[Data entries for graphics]
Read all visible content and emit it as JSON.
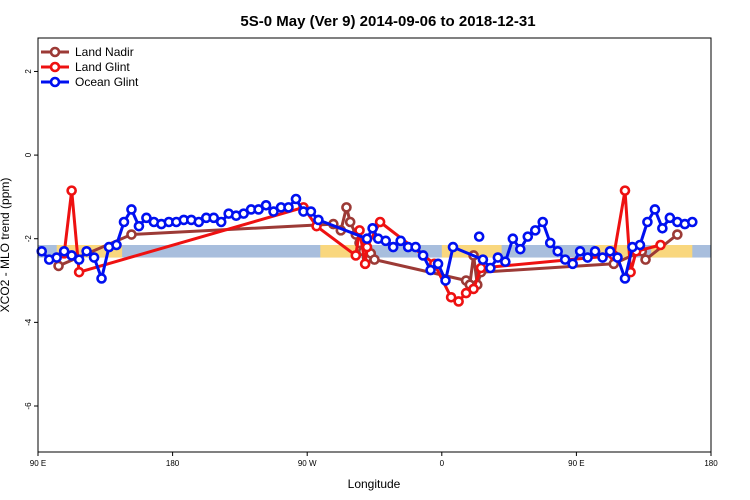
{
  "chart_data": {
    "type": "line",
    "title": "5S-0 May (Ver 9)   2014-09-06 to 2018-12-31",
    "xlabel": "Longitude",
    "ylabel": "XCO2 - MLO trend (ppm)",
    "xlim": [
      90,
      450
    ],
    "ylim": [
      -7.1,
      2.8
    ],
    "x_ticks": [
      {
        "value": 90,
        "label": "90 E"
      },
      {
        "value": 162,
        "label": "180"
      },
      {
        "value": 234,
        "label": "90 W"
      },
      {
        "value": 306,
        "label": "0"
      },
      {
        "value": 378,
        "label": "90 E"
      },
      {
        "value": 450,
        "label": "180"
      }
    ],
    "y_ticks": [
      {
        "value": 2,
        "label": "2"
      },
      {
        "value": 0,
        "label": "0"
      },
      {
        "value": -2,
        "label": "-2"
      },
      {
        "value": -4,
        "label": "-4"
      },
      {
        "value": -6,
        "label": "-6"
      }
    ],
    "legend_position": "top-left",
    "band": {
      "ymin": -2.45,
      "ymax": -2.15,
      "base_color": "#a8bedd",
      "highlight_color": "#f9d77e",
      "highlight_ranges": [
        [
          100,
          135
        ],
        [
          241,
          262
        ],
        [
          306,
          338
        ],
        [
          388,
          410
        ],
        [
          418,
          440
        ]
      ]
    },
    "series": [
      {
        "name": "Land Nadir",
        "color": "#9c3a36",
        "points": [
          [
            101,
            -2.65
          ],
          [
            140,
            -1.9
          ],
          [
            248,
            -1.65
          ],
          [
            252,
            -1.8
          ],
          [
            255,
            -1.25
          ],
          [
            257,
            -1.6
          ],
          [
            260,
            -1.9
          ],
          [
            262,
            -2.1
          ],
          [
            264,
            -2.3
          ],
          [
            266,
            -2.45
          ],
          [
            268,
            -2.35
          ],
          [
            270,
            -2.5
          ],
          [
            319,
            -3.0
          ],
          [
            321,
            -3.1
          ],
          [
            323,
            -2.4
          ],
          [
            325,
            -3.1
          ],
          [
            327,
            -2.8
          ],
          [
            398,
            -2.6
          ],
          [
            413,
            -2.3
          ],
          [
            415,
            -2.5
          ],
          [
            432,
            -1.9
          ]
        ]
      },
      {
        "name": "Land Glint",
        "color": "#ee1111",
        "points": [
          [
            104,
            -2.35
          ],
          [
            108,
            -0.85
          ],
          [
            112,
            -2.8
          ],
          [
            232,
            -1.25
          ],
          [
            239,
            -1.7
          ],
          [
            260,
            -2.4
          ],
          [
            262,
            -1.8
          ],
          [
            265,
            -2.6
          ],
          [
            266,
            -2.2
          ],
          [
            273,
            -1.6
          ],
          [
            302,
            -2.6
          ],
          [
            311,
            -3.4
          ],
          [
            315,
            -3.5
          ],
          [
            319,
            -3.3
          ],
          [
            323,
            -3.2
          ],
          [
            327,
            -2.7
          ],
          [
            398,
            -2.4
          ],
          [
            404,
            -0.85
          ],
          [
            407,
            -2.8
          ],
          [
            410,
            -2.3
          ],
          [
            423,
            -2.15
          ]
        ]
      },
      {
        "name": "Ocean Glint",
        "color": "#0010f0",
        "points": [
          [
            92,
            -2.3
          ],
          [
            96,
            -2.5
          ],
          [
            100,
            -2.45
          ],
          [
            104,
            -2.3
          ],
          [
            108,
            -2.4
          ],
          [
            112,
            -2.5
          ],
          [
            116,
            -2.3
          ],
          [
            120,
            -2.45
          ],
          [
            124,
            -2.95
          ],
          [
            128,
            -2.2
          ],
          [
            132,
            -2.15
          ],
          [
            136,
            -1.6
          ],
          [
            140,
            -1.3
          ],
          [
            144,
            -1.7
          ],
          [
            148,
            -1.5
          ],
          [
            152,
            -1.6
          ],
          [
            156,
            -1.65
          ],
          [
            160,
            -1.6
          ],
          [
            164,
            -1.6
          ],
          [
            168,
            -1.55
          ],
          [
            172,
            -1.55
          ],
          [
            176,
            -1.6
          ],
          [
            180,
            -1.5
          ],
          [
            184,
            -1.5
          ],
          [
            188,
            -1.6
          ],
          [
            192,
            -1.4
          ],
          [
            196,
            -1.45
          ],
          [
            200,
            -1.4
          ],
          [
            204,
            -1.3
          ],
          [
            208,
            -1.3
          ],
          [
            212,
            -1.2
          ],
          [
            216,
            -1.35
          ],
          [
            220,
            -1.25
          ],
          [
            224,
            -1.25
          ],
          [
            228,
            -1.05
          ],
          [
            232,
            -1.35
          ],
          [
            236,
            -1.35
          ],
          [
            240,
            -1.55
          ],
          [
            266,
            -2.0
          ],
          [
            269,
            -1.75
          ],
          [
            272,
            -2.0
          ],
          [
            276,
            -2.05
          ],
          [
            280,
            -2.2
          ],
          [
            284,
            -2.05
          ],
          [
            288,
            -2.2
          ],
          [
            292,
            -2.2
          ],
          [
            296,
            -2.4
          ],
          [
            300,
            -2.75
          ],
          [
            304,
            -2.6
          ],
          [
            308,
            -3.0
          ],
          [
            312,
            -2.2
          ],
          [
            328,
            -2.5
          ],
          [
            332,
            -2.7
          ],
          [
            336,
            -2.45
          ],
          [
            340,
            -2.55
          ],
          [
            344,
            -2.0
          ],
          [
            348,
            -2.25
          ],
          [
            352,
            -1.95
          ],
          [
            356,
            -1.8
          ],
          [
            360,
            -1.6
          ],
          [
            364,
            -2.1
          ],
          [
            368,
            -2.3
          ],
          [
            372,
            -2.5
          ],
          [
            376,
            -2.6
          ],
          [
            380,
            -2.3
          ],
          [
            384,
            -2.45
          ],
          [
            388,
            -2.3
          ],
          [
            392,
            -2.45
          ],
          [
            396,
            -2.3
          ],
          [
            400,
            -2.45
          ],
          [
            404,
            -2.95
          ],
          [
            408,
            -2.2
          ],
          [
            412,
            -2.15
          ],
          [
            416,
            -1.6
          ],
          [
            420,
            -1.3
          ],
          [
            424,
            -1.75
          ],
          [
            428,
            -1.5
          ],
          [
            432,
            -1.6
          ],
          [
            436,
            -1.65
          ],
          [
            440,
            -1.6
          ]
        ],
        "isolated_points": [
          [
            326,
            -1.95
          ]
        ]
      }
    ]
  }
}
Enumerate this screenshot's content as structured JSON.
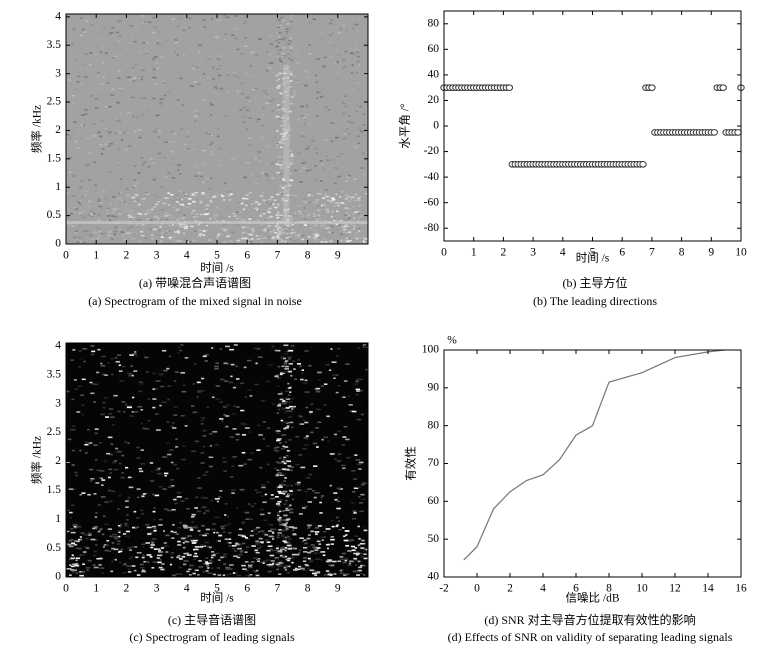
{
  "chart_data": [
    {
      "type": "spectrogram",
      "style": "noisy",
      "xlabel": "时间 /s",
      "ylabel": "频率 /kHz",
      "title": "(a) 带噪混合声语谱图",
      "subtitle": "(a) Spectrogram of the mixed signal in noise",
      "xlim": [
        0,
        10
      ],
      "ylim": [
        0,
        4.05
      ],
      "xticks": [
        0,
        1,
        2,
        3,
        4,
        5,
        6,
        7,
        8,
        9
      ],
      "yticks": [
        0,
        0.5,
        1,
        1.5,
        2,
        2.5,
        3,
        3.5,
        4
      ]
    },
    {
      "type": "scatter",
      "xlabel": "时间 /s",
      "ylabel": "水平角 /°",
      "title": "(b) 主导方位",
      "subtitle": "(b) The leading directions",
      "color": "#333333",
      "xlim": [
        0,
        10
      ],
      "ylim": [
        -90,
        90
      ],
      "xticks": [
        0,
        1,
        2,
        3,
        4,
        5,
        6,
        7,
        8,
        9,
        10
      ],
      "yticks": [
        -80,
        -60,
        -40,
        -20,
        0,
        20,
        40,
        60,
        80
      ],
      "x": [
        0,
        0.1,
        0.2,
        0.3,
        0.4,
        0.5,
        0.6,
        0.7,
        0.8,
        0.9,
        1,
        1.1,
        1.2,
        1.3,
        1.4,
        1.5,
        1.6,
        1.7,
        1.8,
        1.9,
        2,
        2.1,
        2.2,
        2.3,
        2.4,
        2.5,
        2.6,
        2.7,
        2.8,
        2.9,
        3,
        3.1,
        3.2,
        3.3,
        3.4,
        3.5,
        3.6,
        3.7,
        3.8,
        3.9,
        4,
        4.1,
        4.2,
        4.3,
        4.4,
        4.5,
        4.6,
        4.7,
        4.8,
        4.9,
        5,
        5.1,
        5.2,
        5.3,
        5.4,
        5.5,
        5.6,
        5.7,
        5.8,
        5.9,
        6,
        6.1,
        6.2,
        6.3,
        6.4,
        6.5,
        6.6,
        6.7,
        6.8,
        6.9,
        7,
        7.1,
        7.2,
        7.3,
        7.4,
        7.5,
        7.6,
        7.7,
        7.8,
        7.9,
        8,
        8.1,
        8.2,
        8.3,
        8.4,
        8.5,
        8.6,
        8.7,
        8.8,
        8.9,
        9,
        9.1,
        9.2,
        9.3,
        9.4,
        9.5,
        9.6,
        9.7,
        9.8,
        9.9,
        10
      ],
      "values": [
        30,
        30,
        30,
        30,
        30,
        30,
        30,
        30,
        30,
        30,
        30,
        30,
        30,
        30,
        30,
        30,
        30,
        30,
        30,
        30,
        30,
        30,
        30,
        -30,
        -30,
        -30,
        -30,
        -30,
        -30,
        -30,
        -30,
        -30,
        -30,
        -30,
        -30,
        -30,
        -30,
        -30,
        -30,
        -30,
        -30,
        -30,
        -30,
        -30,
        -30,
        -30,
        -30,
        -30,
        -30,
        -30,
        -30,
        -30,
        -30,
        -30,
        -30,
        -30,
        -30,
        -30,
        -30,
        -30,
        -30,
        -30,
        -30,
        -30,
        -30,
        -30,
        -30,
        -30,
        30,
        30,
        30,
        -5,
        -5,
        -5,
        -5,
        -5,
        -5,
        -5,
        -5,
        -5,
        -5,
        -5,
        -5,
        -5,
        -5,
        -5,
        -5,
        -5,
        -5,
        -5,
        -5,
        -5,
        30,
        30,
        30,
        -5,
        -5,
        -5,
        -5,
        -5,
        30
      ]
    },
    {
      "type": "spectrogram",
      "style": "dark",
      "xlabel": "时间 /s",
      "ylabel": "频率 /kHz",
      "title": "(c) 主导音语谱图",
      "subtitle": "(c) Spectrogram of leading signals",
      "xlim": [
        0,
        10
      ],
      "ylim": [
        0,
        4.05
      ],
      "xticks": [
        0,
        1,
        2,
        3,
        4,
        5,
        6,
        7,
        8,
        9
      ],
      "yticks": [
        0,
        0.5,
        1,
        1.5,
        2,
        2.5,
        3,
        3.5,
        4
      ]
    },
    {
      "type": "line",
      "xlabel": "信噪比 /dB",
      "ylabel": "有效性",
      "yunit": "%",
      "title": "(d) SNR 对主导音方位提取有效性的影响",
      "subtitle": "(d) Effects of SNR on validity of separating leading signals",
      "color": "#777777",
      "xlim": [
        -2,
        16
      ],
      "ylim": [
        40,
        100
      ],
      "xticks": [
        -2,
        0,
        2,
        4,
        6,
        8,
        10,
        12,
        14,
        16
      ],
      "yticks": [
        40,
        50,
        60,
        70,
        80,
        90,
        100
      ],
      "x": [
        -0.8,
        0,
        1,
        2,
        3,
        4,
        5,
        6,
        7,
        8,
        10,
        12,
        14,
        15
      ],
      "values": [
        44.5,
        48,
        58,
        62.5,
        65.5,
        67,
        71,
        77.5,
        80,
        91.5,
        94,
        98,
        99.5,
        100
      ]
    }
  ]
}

» **Exercise task**: Among the lines of the data above, determine how many contain the word "signals". Report the number alone.

» **Expected answer**: 2